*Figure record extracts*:
= = = = =
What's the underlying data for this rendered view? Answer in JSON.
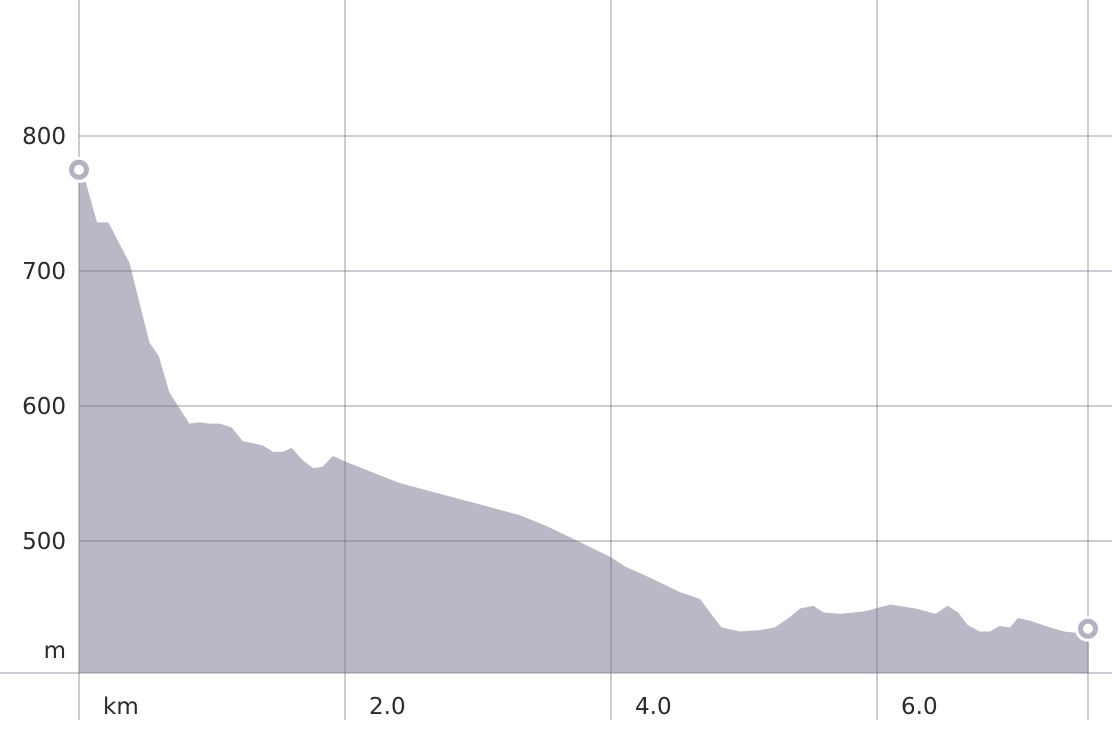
{
  "chart_data": {
    "type": "area",
    "xlabel": "km",
    "ylabel": "m",
    "x_ticks": [
      {
        "value": 0,
        "label": "km"
      },
      {
        "value": 2,
        "label": "2.0"
      },
      {
        "value": 4,
        "label": "4.0"
      },
      {
        "value": 6,
        "label": "6.0"
      }
    ],
    "y_ticks": [
      {
        "value": 500,
        "label": "500"
      },
      {
        "value": 600,
        "label": "600"
      },
      {
        "value": 700,
        "label": "700"
      },
      {
        "value": 800,
        "label": "800"
      }
    ],
    "xlim": [
      0,
      7.59
    ],
    "ylim": [
      402,
      900
    ],
    "grid": true,
    "fill_color": "#b9b8c6",
    "grid_color": "#cfcfd4",
    "series": [
      {
        "x": [
          0,
          0.05,
          0.135,
          0.22,
          0.38,
          0.53,
          0.6,
          0.68,
          0.83,
          0.91,
          0.98,
          1.06,
          1.15,
          1.23,
          1.38,
          1.46,
          1.53,
          1.6,
          1.68,
          1.76,
          1.83,
          1.91,
          2.0,
          2.41,
          2.79,
          3.02,
          3.32,
          3.54,
          3.77,
          4.0,
          4.11,
          4.29,
          4.52,
          4.67,
          4.76,
          4.83,
          4.97,
          5.12,
          5.23,
          5.35,
          5.42,
          5.52,
          5.6,
          5.72,
          5.91,
          6.1,
          6.29,
          6.44,
          6.53,
          6.61,
          6.68,
          6.77,
          6.85,
          6.92,
          7.0,
          7.06,
          7.15,
          7.3,
          7.41,
          7.59
        ],
        "y": [
          765,
          766,
          736,
          736,
          706,
          647,
          637,
          610,
          587,
          588,
          587,
          587,
          584,
          574,
          571,
          566,
          566,
          569,
          560,
          554,
          555,
          563,
          559,
          543,
          533,
          527,
          519,
          510,
          499,
          488,
          481,
          473,
          462,
          457,
          445,
          436,
          433,
          434,
          436,
          444,
          450,
          452,
          447,
          446,
          448,
          453,
          450,
          446,
          452,
          447,
          438,
          433,
          433,
          437,
          436,
          443,
          441,
          436,
          433,
          431
        ]
      }
    ],
    "markers": [
      {
        "x": 0,
        "y": 775,
        "role": "start"
      },
      {
        "x": 7.59,
        "y": 435,
        "role": "end"
      }
    ]
  }
}
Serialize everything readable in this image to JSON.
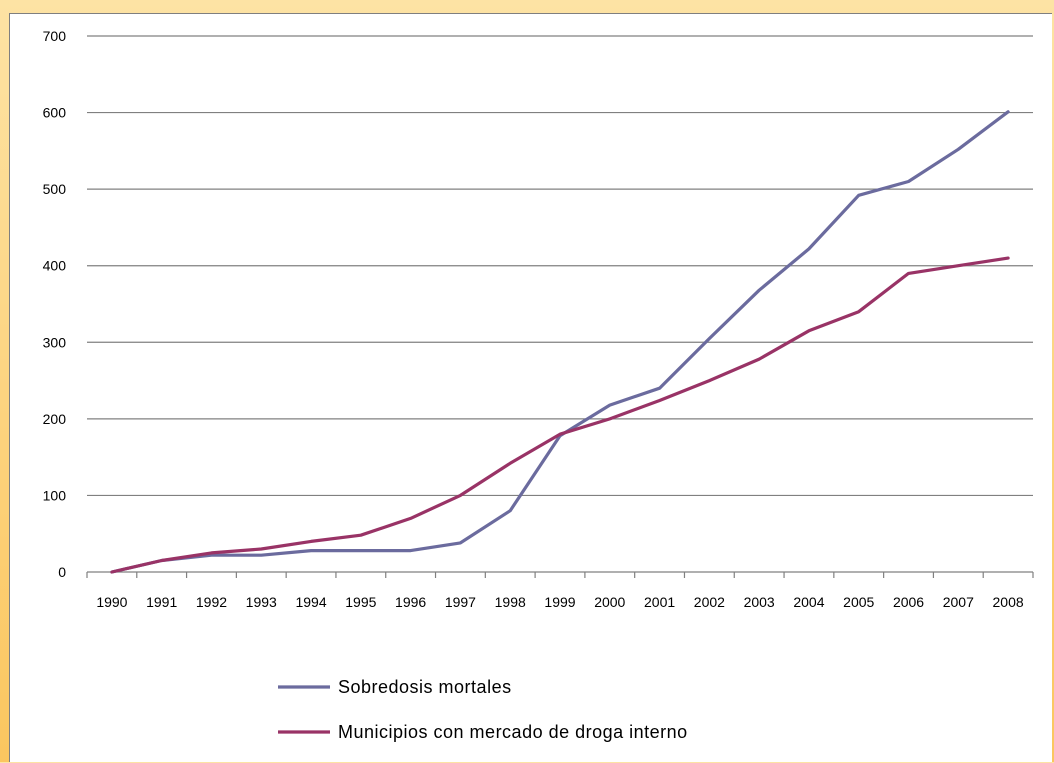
{
  "chart_data": {
    "type": "line",
    "title": "",
    "xlabel": "",
    "ylabel": "",
    "categories": [
      "1990",
      "1991",
      "1992",
      "1993",
      "1994",
      "1995",
      "1996",
      "1997",
      "1998",
      "1999",
      "2000",
      "2001",
      "2002",
      "2003",
      "2004",
      "2005",
      "2006",
      "2007",
      "2008"
    ],
    "ylim": [
      0,
      700
    ],
    "yticks": [
      0,
      100,
      200,
      300,
      400,
      500,
      600,
      700
    ],
    "grid": true,
    "legend_position": "bottom",
    "series": [
      {
        "name": "Sobredosis mortales",
        "color": "#6b6b9e",
        "values": [
          0,
          15,
          22,
          22,
          28,
          28,
          28,
          38,
          80,
          178,
          218,
          240,
          305,
          368,
          422,
          492,
          510,
          552,
          601
        ]
      },
      {
        "name": "Municipios con mercado de droga interno",
        "color": "#993366",
        "values": [
          0,
          15,
          25,
          30,
          40,
          48,
          70,
          100,
          142,
          180,
          200,
          224,
          250,
          278,
          315,
          340,
          390,
          400,
          410
        ]
      }
    ]
  }
}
= = = = =
*Aim of the exercise*: Tally the lines in the entries above that hold the word "this". Reply with nothing but that count.

*Worked answer*: 2